Challenge
Write down every entry below once more, exactly.

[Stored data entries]
-- begin --
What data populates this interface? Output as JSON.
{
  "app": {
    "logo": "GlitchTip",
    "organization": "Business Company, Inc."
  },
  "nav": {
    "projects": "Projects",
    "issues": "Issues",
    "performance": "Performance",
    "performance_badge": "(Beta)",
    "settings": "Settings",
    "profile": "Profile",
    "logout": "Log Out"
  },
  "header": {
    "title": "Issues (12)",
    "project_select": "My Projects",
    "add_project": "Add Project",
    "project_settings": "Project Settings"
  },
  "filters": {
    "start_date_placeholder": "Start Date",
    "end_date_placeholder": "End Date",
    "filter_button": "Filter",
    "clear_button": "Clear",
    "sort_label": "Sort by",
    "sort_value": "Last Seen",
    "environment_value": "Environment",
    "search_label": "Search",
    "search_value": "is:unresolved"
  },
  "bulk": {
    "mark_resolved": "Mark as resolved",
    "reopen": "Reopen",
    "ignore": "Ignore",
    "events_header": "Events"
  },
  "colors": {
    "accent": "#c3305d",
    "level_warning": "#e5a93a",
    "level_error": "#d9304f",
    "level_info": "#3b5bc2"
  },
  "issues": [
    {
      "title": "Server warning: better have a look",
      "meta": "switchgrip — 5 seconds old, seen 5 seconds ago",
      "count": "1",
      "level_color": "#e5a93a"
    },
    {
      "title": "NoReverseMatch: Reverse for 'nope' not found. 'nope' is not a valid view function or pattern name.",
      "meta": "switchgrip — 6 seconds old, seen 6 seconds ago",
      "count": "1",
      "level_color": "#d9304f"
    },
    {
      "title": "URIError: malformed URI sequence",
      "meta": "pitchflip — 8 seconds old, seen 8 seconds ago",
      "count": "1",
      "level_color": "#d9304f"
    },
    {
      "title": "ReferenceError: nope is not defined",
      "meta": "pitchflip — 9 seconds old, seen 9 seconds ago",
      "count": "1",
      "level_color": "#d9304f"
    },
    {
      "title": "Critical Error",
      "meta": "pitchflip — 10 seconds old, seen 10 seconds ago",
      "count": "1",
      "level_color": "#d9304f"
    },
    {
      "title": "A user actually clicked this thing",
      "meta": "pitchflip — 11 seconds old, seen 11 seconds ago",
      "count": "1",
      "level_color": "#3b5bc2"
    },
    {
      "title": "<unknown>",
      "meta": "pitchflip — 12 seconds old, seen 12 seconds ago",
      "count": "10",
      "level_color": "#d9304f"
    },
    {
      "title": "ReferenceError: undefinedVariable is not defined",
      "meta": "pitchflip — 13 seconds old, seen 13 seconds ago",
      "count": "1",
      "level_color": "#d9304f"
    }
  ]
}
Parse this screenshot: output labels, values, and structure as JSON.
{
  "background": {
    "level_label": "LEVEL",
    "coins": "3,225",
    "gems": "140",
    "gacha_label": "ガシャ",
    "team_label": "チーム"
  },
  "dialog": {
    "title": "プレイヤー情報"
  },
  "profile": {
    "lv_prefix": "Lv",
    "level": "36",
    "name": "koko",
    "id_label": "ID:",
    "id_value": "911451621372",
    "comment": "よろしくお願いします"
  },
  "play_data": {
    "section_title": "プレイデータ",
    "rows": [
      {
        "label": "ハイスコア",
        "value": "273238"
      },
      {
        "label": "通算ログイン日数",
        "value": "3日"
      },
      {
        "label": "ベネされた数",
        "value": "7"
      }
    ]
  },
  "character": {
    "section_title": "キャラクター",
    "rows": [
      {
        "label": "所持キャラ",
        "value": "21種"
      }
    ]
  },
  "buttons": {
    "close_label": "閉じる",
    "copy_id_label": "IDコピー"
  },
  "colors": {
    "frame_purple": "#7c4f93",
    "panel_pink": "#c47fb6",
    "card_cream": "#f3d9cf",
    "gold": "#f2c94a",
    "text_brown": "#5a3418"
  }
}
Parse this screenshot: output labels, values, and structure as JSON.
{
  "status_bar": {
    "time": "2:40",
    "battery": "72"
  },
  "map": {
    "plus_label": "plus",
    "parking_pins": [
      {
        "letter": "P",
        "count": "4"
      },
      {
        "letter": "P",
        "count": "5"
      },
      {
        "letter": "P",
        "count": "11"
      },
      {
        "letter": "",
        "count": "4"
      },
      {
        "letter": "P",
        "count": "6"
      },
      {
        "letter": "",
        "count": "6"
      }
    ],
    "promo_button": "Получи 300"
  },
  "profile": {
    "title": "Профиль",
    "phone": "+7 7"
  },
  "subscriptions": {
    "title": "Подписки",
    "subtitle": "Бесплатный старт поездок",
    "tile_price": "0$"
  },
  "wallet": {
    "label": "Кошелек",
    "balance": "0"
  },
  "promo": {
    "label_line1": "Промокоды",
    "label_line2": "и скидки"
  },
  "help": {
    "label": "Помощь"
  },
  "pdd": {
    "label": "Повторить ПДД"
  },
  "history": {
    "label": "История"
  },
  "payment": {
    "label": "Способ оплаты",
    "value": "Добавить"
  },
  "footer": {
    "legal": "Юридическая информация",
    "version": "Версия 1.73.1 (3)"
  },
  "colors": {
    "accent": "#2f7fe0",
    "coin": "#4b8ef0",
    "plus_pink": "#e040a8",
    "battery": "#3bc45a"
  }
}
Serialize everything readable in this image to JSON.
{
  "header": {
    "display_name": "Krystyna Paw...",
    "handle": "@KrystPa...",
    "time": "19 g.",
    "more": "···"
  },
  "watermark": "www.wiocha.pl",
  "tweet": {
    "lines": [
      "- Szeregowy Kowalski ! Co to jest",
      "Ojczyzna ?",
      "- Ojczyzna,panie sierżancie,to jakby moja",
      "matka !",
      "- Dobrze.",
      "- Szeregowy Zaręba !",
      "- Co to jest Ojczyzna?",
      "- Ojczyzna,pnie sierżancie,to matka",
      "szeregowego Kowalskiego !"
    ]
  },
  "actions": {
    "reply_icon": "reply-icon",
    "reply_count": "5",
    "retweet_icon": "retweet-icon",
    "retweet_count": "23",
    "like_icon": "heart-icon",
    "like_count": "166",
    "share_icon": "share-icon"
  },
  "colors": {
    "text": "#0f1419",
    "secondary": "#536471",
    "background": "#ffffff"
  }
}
-- end --
Answer
What data populates this interface? Output as JSON.
{
  "app": {
    "logo": "GlitchTip",
    "organization": "Business Company, Inc."
  },
  "nav": {
    "projects": "Projects",
    "issues": "Issues",
    "performance": "Performance",
    "performance_badge": "(Beta)",
    "settings": "Settings",
    "profile": "Profile",
    "logout": "Log Out"
  },
  "header": {
    "title": "Issues (12)",
    "project_select": "My Projects",
    "add_project": "Add Project",
    "project_settings": "Project Settings"
  },
  "filters": {
    "start_date_placeholder": "Start Date",
    "end_date_placeholder": "End Date",
    "filter_button": "Filter",
    "clear_button": "Clear",
    "sort_label": "Sort by",
    "sort_value": "Last Seen",
    "environment_value": "Environment",
    "search_label": "Search",
    "search_value": "is:unresolved"
  },
  "bulk": {
    "mark_resolved": "Mark as resolved",
    "reopen": "Reopen",
    "ignore": "Ignore",
    "events_header": "Events"
  },
  "colors": {
    "accent": "#c3305d",
    "level_warning": "#e5a93a",
    "level_error": "#d9304f",
    "level_info": "#3b5bc2"
  },
  "issues": [
    {
      "title": "Server warning: better have a look",
      "meta": "switchgrip — 5 seconds old, seen 5 seconds ago",
      "count": "1",
      "level_color": "#e5a93a"
    },
    {
      "title": "NoReverseMatch: Reverse for 'nope' not found. 'nope' is not a valid view function or pattern name.",
      "meta": "switchgrip — 6 seconds old, seen 6 seconds ago",
      "count": "1",
      "level_color": "#d9304f"
    },
    {
      "title": "URIError: malformed URI sequence",
      "meta": "pitchflip — 8 seconds old, seen 8 seconds ago",
      "count": "1",
      "level_color": "#d9304f"
    },
    {
      "title": "ReferenceError: nope is not defined",
      "meta": "pitchflip — 9 seconds old, seen 9 seconds ago",
      "count": "1",
      "level_color": "#d9304f"
    },
    {
      "title": "Critical Error",
      "meta": "pitchflip — 10 seconds old, seen 10 seconds ago",
      "count": "1",
      "level_color": "#d9304f"
    },
    {
      "title": "A user actually clicked this thing",
      "meta": "pitchflip — 11 seconds old, seen 11 seconds ago",
      "count": "1",
      "level_color": "#3b5bc2"
    },
    {
      "title": "<unknown>",
      "meta": "pitchflip — 12 seconds old, seen 12 seconds ago",
      "count": "10",
      "level_color": "#d9304f"
    },
    {
      "title": "ReferenceError: undefinedVariable is not defined",
      "meta": "pitchflip — 13 seconds old, seen 13 seconds ago",
      "count": "1",
      "level_color": "#d9304f"
    }
  ]
}
Parse this screenshot: output labels, values, and structure as JSON.
{
  "background": {
    "level_label": "LEVEL",
    "coins": "3,225",
    "gems": "140",
    "gacha_label": "ガシャ",
    "team_label": "チーム"
  },
  "dialog": {
    "title": "プレイヤー情報"
  },
  "profile": {
    "lv_prefix": "Lv",
    "level": "36",
    "name": "koko",
    "id_label": "ID:",
    "id_value": "911451621372",
    "comment": "よろしくお願いします"
  },
  "play_data": {
    "section_title": "プレイデータ",
    "rows": [
      {
        "label": "ハイスコア",
        "value": "273238"
      },
      {
        "label": "通算ログイン日数",
        "value": "3日"
      },
      {
        "label": "ベネされた数",
        "value": "7"
      }
    ]
  },
  "character": {
    "section_title": "キャラクター",
    "rows": [
      {
        "label": "所持キャラ",
        "value": "21種"
      }
    ]
  },
  "buttons": {
    "close_label": "閉じる",
    "copy_id_label": "IDコピー"
  },
  "colors": {
    "frame_purple": "#7c4f93",
    "panel_pink": "#c47fb6",
    "card_cream": "#f3d9cf",
    "gold": "#f2c94a",
    "text_brown": "#5a3418"
  }
}
Parse this screenshot: output labels, values, and structure as JSON.
{
  "status_bar": {
    "time": "2:40",
    "battery": "72"
  },
  "map": {
    "plus_label": "plus",
    "parking_pins": [
      {
        "letter": "P",
        "count": "4"
      },
      {
        "letter": "P",
        "count": "5"
      },
      {
        "letter": "P",
        "count": "11"
      },
      {
        "letter": "",
        "count": "4"
      },
      {
        "letter": "P",
        "count": "6"
      },
      {
        "letter": "",
        "count": "6"
      }
    ],
    "promo_button": "Получи 300"
  },
  "profile": {
    "title": "Профиль",
    "phone": "+7 7"
  },
  "subscriptions": {
    "title": "Подписки",
    "subtitle": "Бесплатный старт поездок",
    "tile_price": "0$"
  },
  "wallet": {
    "label": "Кошелек",
    "balance": "0"
  },
  "promo": {
    "label_line1": "Промокоды",
    "label_line2": "и скидки"
  },
  "help": {
    "label": "Помощь"
  },
  "pdd": {
    "label": "Повторить ПДД"
  },
  "history": {
    "label": "История"
  },
  "payment": {
    "label": "Способ оплаты",
    "value": "Добавить"
  },
  "footer": {
    "legal": "Юридическая информация",
    "version": "Версия 1.73.1 (3)"
  },
  "colors": {
    "accent": "#2f7fe0",
    "coin": "#4b8ef0",
    "plus_pink": "#e040a8",
    "battery": "#3bc45a"
  }
}
Serialize everything readable in this image to JSON.
{
  "header": {
    "display_name": "Krystyna Paw...",
    "handle": "@KrystPa...",
    "time": "19 g.",
    "more": "···"
  },
  "watermark": "www.wiocha.pl",
  "tweet": {
    "lines": [
      "- Szeregowy Kowalski ! Co to jest",
      "Ojczyzna ?",
      "- Ojczyzna,panie sierżancie,to jakby moja",
      "matka !",
      "- Dobrze.",
      "- Szeregowy Zaręba !",
      "- Co to jest Ojczyzna?",
      "- Ojczyzna,pnie sierżancie,to matka",
      "szeregowego Kowalskiego !"
    ]
  },
  "actions": {
    "reply_icon": "reply-icon",
    "reply_count": "5",
    "retweet_icon": "retweet-icon",
    "retweet_count": "23",
    "like_icon": "heart-icon",
    "like_count": "166",
    "share_icon": "share-icon"
  },
  "colors": {
    "text": "#0f1419",
    "secondary": "#536471",
    "background": "#ffffff"
  }
}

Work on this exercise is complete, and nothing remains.